> TASK STATEMENT
Exactly repeat the full listing that follows.

Dataset records
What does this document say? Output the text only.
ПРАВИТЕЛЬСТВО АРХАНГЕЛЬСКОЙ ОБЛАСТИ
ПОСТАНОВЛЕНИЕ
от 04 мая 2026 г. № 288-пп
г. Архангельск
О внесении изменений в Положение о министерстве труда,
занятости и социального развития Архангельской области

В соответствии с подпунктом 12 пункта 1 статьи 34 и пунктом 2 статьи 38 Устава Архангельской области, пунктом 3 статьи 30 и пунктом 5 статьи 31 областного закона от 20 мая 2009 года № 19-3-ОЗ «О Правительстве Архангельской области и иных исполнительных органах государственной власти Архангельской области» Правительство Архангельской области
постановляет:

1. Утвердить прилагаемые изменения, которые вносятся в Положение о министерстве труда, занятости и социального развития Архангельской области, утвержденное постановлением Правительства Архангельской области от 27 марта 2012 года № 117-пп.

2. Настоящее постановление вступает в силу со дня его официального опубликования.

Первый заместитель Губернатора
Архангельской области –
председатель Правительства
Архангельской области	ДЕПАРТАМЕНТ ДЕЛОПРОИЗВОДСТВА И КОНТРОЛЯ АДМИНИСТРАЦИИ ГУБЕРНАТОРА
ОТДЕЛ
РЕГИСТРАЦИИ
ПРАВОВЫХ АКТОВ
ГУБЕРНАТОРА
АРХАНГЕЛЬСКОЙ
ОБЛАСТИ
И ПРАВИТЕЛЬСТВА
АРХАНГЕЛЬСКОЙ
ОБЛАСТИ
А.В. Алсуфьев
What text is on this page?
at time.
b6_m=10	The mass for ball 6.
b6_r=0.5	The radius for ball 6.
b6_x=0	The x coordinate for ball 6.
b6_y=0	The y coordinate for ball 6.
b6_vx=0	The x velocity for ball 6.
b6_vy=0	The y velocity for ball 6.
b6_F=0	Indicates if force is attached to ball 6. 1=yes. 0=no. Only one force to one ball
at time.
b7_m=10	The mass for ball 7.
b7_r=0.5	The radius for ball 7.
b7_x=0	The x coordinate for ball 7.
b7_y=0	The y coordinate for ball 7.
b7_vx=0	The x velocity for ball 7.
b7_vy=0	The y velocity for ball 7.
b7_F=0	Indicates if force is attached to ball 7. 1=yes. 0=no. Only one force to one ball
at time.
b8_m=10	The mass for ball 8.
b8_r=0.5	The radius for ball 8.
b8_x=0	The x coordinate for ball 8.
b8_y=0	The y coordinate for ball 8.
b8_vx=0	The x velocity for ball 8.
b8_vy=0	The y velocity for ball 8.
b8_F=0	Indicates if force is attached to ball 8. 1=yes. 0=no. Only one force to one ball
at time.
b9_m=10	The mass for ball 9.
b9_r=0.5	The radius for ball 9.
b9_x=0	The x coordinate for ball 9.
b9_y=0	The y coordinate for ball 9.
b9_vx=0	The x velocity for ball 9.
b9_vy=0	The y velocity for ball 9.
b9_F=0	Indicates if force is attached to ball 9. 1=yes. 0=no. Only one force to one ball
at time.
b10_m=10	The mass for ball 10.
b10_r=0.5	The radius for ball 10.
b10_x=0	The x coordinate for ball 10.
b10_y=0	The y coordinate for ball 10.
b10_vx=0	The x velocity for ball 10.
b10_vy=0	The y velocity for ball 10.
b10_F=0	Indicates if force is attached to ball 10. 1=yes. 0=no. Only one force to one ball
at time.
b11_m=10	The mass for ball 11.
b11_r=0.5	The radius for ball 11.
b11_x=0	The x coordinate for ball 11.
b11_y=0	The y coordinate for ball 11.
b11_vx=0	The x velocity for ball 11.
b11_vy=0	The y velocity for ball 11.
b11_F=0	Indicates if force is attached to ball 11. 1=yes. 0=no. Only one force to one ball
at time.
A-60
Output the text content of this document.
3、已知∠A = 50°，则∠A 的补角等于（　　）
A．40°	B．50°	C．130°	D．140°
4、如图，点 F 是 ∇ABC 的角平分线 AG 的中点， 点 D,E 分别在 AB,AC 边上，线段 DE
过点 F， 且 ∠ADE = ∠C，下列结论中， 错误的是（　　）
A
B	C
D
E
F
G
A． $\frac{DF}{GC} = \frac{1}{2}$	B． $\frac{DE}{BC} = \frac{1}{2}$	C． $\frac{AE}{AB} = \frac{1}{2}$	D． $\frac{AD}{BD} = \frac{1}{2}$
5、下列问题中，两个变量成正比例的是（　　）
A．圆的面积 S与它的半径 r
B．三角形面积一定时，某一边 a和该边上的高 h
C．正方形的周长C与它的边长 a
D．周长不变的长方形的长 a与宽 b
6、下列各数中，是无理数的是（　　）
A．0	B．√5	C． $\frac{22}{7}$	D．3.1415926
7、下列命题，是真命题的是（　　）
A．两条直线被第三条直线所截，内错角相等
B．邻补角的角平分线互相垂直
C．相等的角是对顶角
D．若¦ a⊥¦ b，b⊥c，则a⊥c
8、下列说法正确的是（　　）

> EXERCISE RESULT
What does this document say? Output the text only.
ПРАВИТЕЛЬСТВО АРХАНГЕЛЬСКОЙ ОБЛАСТИ
ПОСТАНОВЛЕНИЕ
от 04 мая 2026 г. № 288-пп
г. Архангельск
О внесении изменений в Положение о министерстве труда,
занятости и социального развития Архангельской области

В соответствии с подпунктом 12 пункта 1 статьи 34 и пунктом 2 статьи 38 Устава Архангельской области, пунктом 3 статьи 30 и пунктом 5 статьи 31 областного закона от 20 мая 2009 года № 19-3-ОЗ «О Правительстве Архангельской области и иных исполнительных органах государственной власти Архангельской области» Правительство Архангельской области
постановляет:

1. Утвердить прилагаемые изменения, которые вносятся в Положение о министерстве труда, занятости и социального развития Архангельской области, утвержденное постановлением Правительства Архангельской области от 27 марта 2012 года № 117-пп.

2. Настоящее постановление вступает в силу со дня его официального опубликования.

Первый заместитель Губернатора
Архангельской области –
председатель Правительства
Архангельской области	ДЕПАРТАМЕНТ ДЕЛОПРОИЗВОДСТВА И КОНТРОЛЯ АДМИНИСТРАЦИИ ГУБЕРНАТОРА
ОТДЕЛ
РЕГИСТРАЦИИ
ПРАВОВЫХ АКТОВ
ГУБЕРНАТОРА
АРХАНГЕЛЬСКОЙ
ОБЛАСТИ
И ПРАВИТЕЛЬСТВА
АРХАНГЕЛЬСКОЙ
ОБЛАСТИ
А.В. Алсуфьев
What text is on this page?
at time.
b6_m=10	The mass for ball 6.
b6_r=0.5	The radius for ball 6.
b6_x=0	The x coordinate for ball 6.
b6_y=0	The y coordinate for ball 6.
b6_vx=0	The x velocity for ball 6.
b6_vy=0	The y velocity for ball 6.
b6_F=0	Indicates if force is attached to ball 6. 1=yes. 0=no. Only one force to one ball
at time.
b7_m=10	The mass for ball 7.
b7_r=0.5	The radius for ball 7.
b7_x=0	The x coordinate for ball 7.
b7_y=0	The y coordinate for ball 7.
b7_vx=0	The x velocity for ball 7.
b7_vy=0	The y velocity for ball 7.
b7_F=0	Indicates if force is attached to ball 7. 1=yes. 0=no. Only one force to one ball
at time.
b8_m=10	The mass for ball 8.
b8_r=0.5	The radius for ball 8.
b8_x=0	The x coordinate for ball 8.
b8_y=0	The y coordinate for ball 8.
b8_vx=0	The x velocity for ball 8.
b8_vy=0	The y velocity for ball 8.
b8_F=0	Indicates if force is attached to ball 8. 1=yes. 0=no. Only one force to one ball
at time.
b9_m=10	The mass for ball 9.
b9_r=0.5	The radius for ball 9.
b9_x=0	The x coordinate for ball 9.
b9_y=0	The y coordinate for ball 9.
b9_vx=0	The x velocity for ball 9.
b9_vy=0	The y velocity for ball 9.
b9_F=0	Indicates if force is attached to ball 9. 1=yes. 0=no. Only one force to one ball
at time.
b10_m=10	The mass for ball 10.
b10_r=0.5	The radius for ball 10.
b10_x=0	The x coordinate for ball 10.
b10_y=0	The y coordinate for ball 10.
b10_vx=0	The x velocity for ball 10.
b10_vy=0	The y velocity for ball 10.
b10_F=0	Indicates if force is attached to ball 10. 1=yes. 0=no. Only one force to one ball
at time.
b11_m=10	The mass for ball 11.
b11_r=0.5	The radius for ball 11.
b11_x=0	The x coordinate for ball 11.
b11_y=0	The y coordinate for ball 11.
b11_vx=0	The x velocity for ball 11.
b11_vy=0	The y velocity for ball 11.
b11_F=0	Indicates if force is attached to ball 11. 1=yes. 0=no. Only one force to one ball
at time.
A-60
Output the text content of this document.
3、已知∠A = 50°，则∠A 的补角等于（　　）
A．40°	B．50°	C．130°	D．140°
4、如图，点 F 是 ∇ABC 的角平分线 AG 的中点， 点 D,E 分别在 AB,AC 边上，线段 DE
过点 F， 且 ∠ADE = ∠C，下列结论中， 错误的是（　　）
A
B	C
D
E
F
G
A． $\frac{DF}{GC} = \frac{1}{2}$	B． $\frac{DE}{BC} = \frac{1}{2}$	C． $\frac{AE}{AB} = \frac{1}{2}$	D． $\frac{AD}{BD} = \frac{1}{2}$
5、下列问题中，两个变量成正比例的是（　　）
A．圆的面积 S与它的半径 r
B．三角形面积一定时，某一边 a和该边上的高 h
C．正方形的周长C与它的边长 a
D．周长不变的长方形的长 a与宽 b
6、下列各数中，是无理数的是（　　）
A．0	B．√5	C． $\frac{22}{7}$	D．3.1415926
7、下列命题，是真命题的是（　　）
A．两条直线被第三条直线所截，内错角相等
B．邻补角的角平分线互相垂直
C．相等的角是对顶角
D．若¦ a⊥¦ b，b⊥c，则a⊥c
8、下列说法正确的是（　　）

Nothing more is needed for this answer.